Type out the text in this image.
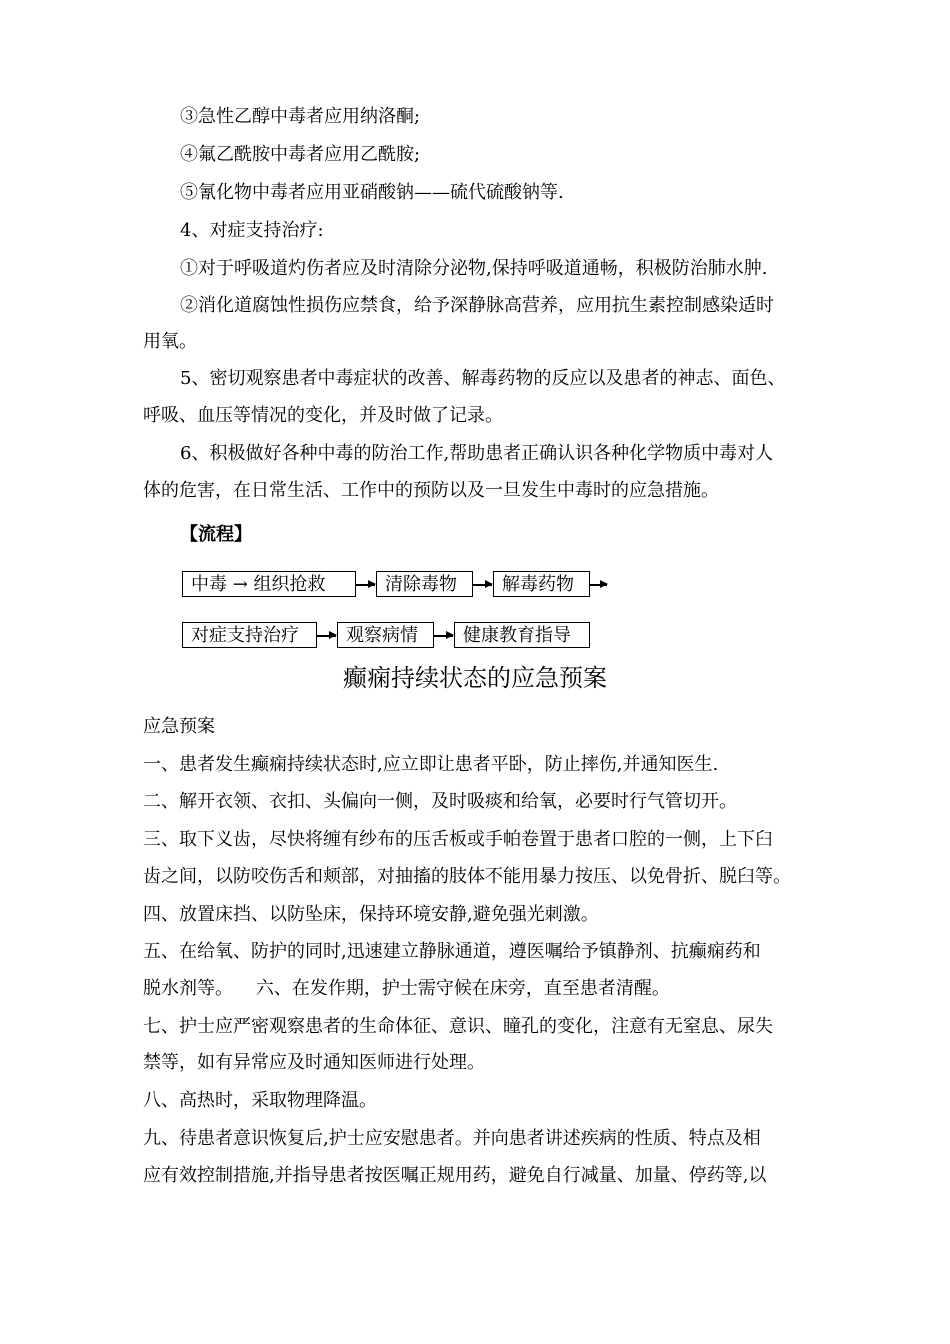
③急性乙醇中毒者应用纳洛酮;
④氟乙酰胺中毒者应用乙酰胺;
⑤氰化物中毒者应用亚硝酸钠——硫代硫酸钠等.
4、对症支持治疗:
①对于呼吸道灼伤者应及时清除分泌物,保持呼吸道通畅，积极防治肺水肿.
②消化道腐蚀性损伤应禁食，给予深静脉高营养，应用抗生素控制感染适时
用氧。
5、密切观察患者中毒症状的改善、解毒药物的反应以及患者的神志、面色、
呼吸、血压等情况的变化，并及时做了记录。
6、积极做好各种中毒的防治工作,帮助患者正确认识各种化学物质中毒对人
体的危害，在日常生活、工作中的预防以及一旦发生中毒时的应急措施。
【流程】
中毒 → 组织抢救	清除毒物	解毒药物
对症支持治疗	观察病情	健康教育指导
癫痫持续状态的应急预案
应急预案
一、患者发生癫痫持续状态时,应立即让患者平卧，防止摔伤,并通知医生.
二、解开衣领、衣扣、头偏向一侧，及时吸痰和给氧，必要时行气管切开。
三、取下义齿，尽快将缠有纱布的压舌板或手帕卷置于患者口腔的一侧，上下臼
齿之间，以防咬伤舌和颊部，对抽搐的肢体不能用暴力按压、以免骨折、脱臼等。
四、放置床挡、以防坠床，保持环境安静,避免强光刺激。
五、在给氧、防护的同时,迅速建立静脉通道，遵医嘱给予镇静剂、抗癫痫药和
脱水剂等。    六、在发作期，护士需守候在床旁，直至患者清醒。
七、护士应严密观察患者的生命体征、意识、瞳孔的变化，注意有无窒息、尿失
禁等，如有异常应及时通知医师进行处理。
八、高热时，采取物理降温。
九、待患者意识恢复后,护士应安慰患者。并向患者讲述疾病的性质、特点及相
应有效控制措施,并指导患者按医嘱正规用药，避免自行减量、加量、停药等,以
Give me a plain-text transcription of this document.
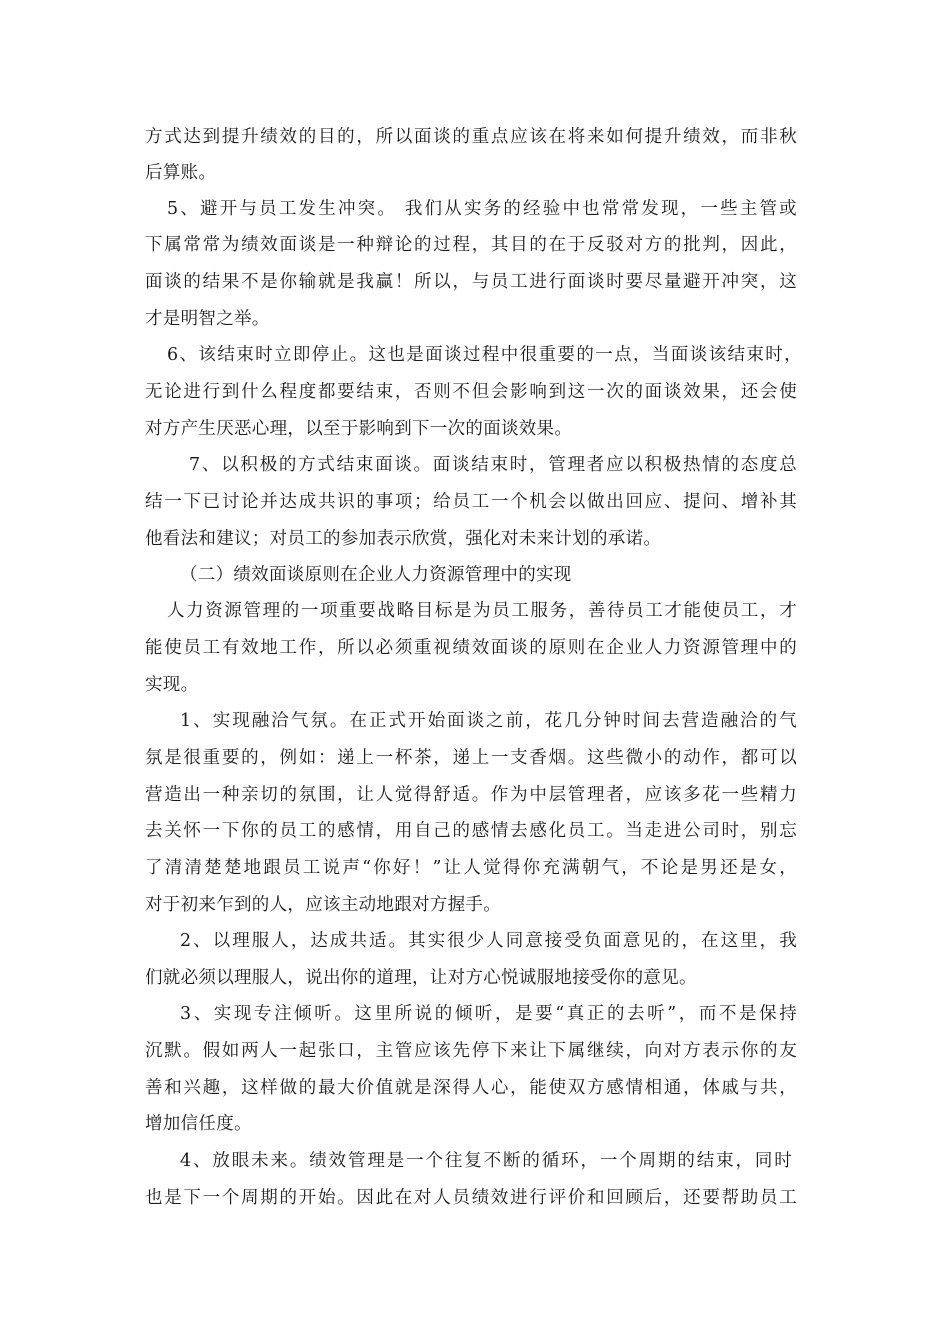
方式达到提升绩效的目的，所以面谈的重点应该在将来如何提升绩效，而非秋
后算账。
5、避开与员工发生冲突。 我们从实务的经验中也常常发现，一些主管或
下属常常为绩效面谈是一种辩论的过程，其目的在于反驳对方的批判，因此，
面谈的结果不是你输就是我赢！所以，与员工进行面谈时要尽量避开冲突，这
才是明智之举。
6、该结束时立即停止。这也是面谈过程中很重要的一点，当面谈该结束时，
无论进行到什么程度都要结束，否则不但会影响到这一次的面谈效果，还会使
对方产生厌恶心理，以至于影响到下一次的面谈效果。
7、以积极的方式结束面谈。面谈结束时，管理者应以积极热情的态度总
结一下已讨论并达成共识的事项；给员工一个机会以做出回应、提问、增补其
他看法和建议；对员工的参加表示欣赏，强化对未来计划的承诺。
（二）绩效面谈原则在企业人力资源管理中的实现
人力资源管理的一项重要战略目标是为员工服务，善待员工才能使员工，才
能使员工有效地工作，所以必须重视绩效面谈的原则在企业人力资源管理中的
实现。
1、实现融洽气氛。在正式开始面谈之前，花几分钟时间去营造融洽的气
氛是很重要的，例如：递上一杯茶，递上一支香烟。这些微小的动作，都可以
营造出一种亲切的氛围，让人觉得舒适。作为中层管理者，应该多花一些精力
去关怀一下你的员工的感情，用自己的感情去感化员工。当走进公司时，别忘
了清清楚楚地跟员工说声“你好！”让人觉得你充满朝气，不论是男还是女，
对于初来乍到的人，应该主动地跟对方握手。
2、以理服人，达成共适。其实很少人同意接受负面意见的，在这里，我
们就必须以理服人，说出你的道理，让对方心悦诚服地接受你的意见。
3、实现专注倾听。这里所说的倾听，是要“真正的去听”，而不是保持
沉默。假如两人一起张口，主管应该先停下来让下属继续，向对方表示你的友
善和兴趣，这样做的最大价值就是深得人心，能使双方感情相通，体戚与共，
增加信任度。
4、放眼未来。绩效管理是一个往复不断的循环，一个周期的结束，同时
也是下一个周期的开始。因此在对人员绩效进行评价和回顾后，还要帮助员工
* * *
Exercise details — Only the lines from the one containing "Give me a plain-text" through the end of the listing are to be quoted, exactly and with both ends included; pictures are left out.

Answer to this problem —
Give me a plain-text transcription of this document.
方式达到提升绩效的目的，所以面谈的重点应该在将来如何提升绩效，而非秋
后算账。
5、避开与员工发生冲突。 我们从实务的经验中也常常发现，一些主管或
下属常常为绩效面谈是一种辩论的过程，其目的在于反驳对方的批判，因此，
面谈的结果不是你输就是我赢！所以，与员工进行面谈时要尽量避开冲突，这
才是明智之举。
6、该结束时立即停止。这也是面谈过程中很重要的一点，当面谈该结束时，
无论进行到什么程度都要结束，否则不但会影响到这一次的面谈效果，还会使
对方产生厌恶心理，以至于影响到下一次的面谈效果。
7、以积极的方式结束面谈。面谈结束时，管理者应以积极热情的态度总
结一下已讨论并达成共识的事项；给员工一个机会以做出回应、提问、增补其
他看法和建议；对员工的参加表示欣赏，强化对未来计划的承诺。
（二）绩效面谈原则在企业人力资源管理中的实现
人力资源管理的一项重要战略目标是为员工服务，善待员工才能使员工，才
能使员工有效地工作，所以必须重视绩效面谈的原则在企业人力资源管理中的
实现。
1、实现融洽气氛。在正式开始面谈之前，花几分钟时间去营造融洽的气
氛是很重要的，例如：递上一杯茶，递上一支香烟。这些微小的动作，都可以
营造出一种亲切的氛围，让人觉得舒适。作为中层管理者，应该多花一些精力
去关怀一下你的员工的感情，用自己的感情去感化员工。当走进公司时，别忘
了清清楚楚地跟员工说声“你好！”让人觉得你充满朝气，不论是男还是女，
对于初来乍到的人，应该主动地跟对方握手。
2、以理服人，达成共适。其实很少人同意接受负面意见的，在这里，我
们就必须以理服人，说出你的道理，让对方心悦诚服地接受你的意见。
3、实现专注倾听。这里所说的倾听，是要“真正的去听”，而不是保持
沉默。假如两人一起张口，主管应该先停下来让下属继续，向对方表示你的友
善和兴趣，这样做的最大价值就是深得人心，能使双方感情相通，体戚与共，
增加信任度。
4、放眼未来。绩效管理是一个往复不断的循环，一个周期的结束，同时
也是下一个周期的开始。因此在对人员绩效进行评价和回顾后，还要帮助员工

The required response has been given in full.